--- start Provided entries ---
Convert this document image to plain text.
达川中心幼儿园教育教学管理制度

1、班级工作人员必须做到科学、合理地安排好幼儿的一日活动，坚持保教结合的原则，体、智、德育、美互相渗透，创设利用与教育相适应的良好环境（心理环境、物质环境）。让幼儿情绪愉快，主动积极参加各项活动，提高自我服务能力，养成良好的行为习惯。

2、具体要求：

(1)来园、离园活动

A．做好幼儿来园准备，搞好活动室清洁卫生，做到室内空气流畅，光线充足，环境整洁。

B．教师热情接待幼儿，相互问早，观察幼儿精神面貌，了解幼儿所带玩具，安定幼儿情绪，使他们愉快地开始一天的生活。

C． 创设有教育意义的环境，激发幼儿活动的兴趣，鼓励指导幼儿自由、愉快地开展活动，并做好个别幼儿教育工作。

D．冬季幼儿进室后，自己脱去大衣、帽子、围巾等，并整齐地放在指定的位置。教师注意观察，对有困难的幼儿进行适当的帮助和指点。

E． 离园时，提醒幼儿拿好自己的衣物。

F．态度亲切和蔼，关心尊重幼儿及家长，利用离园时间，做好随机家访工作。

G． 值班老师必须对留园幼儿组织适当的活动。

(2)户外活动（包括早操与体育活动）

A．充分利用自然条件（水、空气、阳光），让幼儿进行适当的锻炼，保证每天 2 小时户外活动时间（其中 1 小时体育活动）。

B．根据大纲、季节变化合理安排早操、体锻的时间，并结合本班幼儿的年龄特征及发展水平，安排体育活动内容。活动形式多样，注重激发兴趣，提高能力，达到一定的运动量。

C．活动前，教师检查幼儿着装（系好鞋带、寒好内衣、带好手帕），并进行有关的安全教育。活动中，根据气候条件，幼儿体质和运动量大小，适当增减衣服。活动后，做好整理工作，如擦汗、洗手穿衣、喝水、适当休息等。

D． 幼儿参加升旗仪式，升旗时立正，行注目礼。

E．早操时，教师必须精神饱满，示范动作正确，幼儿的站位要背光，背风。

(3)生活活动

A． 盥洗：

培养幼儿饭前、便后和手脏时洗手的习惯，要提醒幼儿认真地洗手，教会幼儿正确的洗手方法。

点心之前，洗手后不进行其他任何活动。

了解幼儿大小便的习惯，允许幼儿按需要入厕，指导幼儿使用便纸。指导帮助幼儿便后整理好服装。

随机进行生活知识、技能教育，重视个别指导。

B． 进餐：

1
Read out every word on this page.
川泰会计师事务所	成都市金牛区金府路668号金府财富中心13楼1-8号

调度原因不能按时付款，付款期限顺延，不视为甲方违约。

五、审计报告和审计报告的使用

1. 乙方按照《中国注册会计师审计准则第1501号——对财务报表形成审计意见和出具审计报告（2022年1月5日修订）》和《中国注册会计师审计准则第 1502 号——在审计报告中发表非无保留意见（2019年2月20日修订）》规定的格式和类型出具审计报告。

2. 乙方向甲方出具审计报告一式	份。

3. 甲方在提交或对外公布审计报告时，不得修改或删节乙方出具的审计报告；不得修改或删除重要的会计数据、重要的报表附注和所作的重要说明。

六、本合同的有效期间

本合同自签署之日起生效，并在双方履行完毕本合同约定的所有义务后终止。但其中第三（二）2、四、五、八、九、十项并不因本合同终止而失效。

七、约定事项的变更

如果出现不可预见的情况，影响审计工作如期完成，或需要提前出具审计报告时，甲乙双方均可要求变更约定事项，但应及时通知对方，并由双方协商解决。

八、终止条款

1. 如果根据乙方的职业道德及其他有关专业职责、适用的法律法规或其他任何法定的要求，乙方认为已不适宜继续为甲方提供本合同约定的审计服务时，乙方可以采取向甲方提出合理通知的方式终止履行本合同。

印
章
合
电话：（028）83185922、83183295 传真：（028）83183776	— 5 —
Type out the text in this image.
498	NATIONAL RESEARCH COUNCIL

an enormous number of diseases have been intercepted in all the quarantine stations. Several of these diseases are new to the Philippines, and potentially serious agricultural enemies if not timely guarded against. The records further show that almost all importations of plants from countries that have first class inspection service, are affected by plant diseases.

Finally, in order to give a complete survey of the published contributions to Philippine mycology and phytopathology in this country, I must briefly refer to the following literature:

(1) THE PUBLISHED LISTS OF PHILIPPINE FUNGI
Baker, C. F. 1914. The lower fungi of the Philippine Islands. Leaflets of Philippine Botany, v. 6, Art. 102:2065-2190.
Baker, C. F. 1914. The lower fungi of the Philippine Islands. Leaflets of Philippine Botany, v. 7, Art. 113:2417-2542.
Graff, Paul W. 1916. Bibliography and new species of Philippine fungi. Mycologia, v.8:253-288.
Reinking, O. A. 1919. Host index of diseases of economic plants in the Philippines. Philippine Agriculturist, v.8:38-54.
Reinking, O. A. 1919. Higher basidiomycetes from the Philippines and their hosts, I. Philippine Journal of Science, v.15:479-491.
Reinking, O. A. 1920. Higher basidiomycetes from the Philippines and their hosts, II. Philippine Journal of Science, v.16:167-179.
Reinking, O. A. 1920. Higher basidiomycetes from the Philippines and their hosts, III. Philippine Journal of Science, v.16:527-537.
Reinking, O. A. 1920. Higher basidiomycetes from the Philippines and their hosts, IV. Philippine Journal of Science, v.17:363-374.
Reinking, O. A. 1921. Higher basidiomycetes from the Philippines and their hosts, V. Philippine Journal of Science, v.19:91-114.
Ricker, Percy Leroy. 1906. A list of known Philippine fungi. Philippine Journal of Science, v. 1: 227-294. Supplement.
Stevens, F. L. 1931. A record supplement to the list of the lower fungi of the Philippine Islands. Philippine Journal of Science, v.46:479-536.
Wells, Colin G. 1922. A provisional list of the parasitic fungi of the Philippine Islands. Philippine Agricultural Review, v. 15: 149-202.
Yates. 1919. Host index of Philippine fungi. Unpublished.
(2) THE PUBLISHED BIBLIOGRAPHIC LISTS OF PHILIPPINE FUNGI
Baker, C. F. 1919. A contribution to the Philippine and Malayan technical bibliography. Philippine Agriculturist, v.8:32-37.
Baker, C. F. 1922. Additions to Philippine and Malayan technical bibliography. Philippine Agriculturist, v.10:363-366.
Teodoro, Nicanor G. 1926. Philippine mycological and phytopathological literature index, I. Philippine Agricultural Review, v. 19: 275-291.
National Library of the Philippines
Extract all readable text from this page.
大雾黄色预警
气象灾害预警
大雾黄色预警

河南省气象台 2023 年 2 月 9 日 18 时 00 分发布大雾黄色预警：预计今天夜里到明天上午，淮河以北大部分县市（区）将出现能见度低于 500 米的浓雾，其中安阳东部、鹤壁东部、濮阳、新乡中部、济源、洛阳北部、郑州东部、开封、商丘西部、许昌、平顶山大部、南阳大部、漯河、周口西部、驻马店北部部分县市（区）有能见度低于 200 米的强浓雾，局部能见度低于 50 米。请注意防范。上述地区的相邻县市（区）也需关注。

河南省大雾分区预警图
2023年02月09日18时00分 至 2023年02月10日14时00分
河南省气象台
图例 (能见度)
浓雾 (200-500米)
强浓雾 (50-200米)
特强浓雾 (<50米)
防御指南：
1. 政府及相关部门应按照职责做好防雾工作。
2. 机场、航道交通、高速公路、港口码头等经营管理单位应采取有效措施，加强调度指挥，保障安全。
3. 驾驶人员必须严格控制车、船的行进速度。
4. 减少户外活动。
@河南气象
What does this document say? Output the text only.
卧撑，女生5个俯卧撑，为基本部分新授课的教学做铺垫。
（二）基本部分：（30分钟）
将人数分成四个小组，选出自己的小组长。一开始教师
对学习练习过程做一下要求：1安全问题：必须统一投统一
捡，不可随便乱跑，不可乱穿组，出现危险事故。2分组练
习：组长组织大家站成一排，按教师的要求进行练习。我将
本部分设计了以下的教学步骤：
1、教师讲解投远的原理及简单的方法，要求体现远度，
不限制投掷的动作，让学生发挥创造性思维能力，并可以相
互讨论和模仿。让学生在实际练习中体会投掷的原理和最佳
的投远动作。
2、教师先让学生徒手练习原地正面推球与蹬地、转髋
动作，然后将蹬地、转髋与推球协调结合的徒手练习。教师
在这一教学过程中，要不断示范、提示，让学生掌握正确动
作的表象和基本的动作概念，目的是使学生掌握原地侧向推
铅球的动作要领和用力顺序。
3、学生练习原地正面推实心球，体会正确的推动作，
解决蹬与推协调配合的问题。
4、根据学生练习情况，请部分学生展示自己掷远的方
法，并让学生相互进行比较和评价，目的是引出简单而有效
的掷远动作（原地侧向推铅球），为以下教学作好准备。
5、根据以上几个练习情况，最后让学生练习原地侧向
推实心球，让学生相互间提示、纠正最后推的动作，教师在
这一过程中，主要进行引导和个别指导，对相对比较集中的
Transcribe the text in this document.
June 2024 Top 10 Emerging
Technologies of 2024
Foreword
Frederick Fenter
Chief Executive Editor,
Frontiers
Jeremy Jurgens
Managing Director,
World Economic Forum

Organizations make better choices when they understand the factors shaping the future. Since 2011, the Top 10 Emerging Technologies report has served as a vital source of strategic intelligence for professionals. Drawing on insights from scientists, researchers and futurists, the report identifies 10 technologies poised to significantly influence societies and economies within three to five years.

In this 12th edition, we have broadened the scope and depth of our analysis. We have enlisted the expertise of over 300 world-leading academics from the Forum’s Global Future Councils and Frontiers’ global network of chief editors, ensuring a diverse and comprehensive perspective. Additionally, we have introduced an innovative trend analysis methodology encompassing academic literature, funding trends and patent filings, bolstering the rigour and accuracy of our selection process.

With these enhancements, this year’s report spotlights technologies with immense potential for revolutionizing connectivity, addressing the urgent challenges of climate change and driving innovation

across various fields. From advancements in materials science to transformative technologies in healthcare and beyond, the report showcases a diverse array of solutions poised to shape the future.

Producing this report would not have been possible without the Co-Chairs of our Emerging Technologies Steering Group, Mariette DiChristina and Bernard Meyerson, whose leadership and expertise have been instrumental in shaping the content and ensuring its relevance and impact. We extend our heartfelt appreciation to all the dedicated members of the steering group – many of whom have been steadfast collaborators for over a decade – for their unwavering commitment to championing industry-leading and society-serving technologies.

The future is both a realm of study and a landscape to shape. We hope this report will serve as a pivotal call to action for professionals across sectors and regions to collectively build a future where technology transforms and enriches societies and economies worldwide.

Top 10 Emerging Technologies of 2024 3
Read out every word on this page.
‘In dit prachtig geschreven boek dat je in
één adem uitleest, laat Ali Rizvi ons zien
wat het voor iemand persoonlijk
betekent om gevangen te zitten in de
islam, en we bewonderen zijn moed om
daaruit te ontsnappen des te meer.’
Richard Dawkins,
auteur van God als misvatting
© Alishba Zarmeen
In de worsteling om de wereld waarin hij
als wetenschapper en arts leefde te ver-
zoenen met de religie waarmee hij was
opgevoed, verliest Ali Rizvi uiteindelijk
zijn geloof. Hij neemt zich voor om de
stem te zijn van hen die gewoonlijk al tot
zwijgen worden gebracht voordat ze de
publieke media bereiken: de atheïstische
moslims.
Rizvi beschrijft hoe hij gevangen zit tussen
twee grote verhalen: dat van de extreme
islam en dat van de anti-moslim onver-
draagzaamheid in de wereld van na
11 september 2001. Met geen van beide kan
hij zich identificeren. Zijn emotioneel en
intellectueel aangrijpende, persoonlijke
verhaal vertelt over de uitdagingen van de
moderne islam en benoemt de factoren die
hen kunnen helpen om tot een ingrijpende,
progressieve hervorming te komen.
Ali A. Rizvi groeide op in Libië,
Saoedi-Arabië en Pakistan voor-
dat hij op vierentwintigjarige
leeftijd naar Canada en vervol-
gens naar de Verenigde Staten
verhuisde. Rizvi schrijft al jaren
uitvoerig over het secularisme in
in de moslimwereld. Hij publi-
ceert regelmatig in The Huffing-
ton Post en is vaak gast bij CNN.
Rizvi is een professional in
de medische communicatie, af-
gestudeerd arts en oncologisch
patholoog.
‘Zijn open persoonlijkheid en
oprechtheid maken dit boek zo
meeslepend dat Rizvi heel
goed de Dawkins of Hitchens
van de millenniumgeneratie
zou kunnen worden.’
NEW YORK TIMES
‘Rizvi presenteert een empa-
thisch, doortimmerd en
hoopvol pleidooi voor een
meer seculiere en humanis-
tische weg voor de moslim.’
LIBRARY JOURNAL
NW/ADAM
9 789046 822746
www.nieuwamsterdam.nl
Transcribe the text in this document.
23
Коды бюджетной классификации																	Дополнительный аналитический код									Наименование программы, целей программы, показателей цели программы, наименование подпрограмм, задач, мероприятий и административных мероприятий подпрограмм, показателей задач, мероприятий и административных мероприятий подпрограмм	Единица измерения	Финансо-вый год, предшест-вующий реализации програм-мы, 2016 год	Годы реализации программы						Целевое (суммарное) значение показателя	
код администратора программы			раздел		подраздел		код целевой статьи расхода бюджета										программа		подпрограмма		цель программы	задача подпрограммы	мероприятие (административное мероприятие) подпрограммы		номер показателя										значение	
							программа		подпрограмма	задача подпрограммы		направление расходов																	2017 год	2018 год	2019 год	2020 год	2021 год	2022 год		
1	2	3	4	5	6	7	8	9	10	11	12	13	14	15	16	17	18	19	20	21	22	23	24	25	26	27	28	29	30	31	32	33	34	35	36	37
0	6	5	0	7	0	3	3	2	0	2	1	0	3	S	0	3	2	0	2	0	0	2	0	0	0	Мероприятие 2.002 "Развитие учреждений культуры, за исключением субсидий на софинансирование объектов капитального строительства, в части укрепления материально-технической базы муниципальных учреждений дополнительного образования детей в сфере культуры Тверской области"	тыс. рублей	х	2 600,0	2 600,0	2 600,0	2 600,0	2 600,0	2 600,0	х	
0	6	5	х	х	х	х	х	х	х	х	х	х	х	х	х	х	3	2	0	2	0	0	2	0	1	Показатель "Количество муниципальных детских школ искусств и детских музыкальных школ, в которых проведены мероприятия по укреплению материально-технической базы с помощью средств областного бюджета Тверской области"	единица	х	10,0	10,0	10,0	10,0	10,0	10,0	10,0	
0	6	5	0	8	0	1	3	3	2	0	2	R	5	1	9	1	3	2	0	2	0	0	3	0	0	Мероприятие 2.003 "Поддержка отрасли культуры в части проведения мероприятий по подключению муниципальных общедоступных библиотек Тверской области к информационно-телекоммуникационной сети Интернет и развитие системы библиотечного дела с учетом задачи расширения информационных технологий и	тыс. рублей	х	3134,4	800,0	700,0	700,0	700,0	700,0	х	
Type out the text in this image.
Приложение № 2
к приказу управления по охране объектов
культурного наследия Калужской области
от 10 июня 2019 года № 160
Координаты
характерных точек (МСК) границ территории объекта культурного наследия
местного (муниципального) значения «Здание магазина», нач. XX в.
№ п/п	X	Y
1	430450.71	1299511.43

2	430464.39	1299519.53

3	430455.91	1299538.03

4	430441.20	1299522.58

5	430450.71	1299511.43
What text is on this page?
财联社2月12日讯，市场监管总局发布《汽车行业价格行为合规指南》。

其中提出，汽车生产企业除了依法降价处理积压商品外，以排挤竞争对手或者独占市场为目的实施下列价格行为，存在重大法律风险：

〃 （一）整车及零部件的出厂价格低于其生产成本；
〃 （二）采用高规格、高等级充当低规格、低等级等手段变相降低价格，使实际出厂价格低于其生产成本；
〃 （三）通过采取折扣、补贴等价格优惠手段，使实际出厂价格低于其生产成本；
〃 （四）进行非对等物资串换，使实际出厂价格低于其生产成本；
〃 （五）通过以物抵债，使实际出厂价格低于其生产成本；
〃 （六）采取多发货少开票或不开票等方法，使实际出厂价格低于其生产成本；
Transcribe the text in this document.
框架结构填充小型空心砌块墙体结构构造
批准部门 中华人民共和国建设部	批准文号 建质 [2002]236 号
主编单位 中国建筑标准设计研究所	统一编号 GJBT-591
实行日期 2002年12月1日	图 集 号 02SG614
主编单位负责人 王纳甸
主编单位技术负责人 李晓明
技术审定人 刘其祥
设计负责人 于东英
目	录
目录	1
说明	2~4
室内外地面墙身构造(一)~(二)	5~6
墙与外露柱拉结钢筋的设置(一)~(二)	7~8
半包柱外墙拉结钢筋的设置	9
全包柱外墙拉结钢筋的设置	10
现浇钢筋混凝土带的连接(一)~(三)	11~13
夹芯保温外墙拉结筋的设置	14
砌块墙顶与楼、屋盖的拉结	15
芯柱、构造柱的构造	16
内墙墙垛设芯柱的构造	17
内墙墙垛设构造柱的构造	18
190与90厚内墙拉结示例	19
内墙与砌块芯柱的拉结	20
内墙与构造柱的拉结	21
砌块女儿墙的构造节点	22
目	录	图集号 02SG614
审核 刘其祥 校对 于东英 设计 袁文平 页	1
--- end Provided entries ---
→ **Exercise**
Your answer should be a single number: how many lines in the data above include "technical"?

→ **Answer for the task**
2